Records
***

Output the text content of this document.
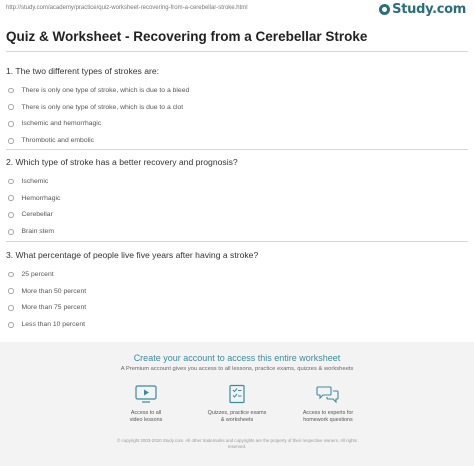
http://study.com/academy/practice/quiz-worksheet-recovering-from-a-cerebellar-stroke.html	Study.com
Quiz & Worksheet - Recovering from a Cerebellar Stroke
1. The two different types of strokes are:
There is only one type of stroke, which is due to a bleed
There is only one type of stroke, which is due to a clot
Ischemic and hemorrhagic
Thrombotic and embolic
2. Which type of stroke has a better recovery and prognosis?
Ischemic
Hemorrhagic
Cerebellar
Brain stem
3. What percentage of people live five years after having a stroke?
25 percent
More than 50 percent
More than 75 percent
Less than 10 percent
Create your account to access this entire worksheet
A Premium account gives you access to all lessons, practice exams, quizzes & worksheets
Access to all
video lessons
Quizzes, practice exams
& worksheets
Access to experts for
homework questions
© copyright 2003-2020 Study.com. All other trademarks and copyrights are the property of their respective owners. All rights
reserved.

***

▸ What you should do
Repeat every record above exactly, but leave out any pictures.

▸ Full output
Output the text content of this document.
http://study.com/academy/practice/quiz-worksheet-recovering-from-a-cerebellar-stroke.html	Study.com
Quiz & Worksheet - Recovering from a Cerebellar Stroke
1. The two different types of strokes are:
There is only one type of stroke, which is due to a bleed
There is only one type of stroke, which is due to a clot
Ischemic and hemorrhagic
Thrombotic and embolic
2. Which type of stroke has a better recovery and prognosis?
Ischemic
Hemorrhagic
Cerebellar
Brain stem
3. What percentage of people live five years after having a stroke?
25 percent
More than 50 percent
More than 75 percent
Less than 10 percent
Create your account to access this entire worksheet
A Premium account gives you access to all lessons, practice exams, quizzes & worksheets
Access to all
video lessons
Quizzes, practice exams
& worksheets
Access to experts for
homework questions
© copyright 2003-2020 Study.com. All other trademarks and copyrights are the property of their respective owners. All rights
reserved.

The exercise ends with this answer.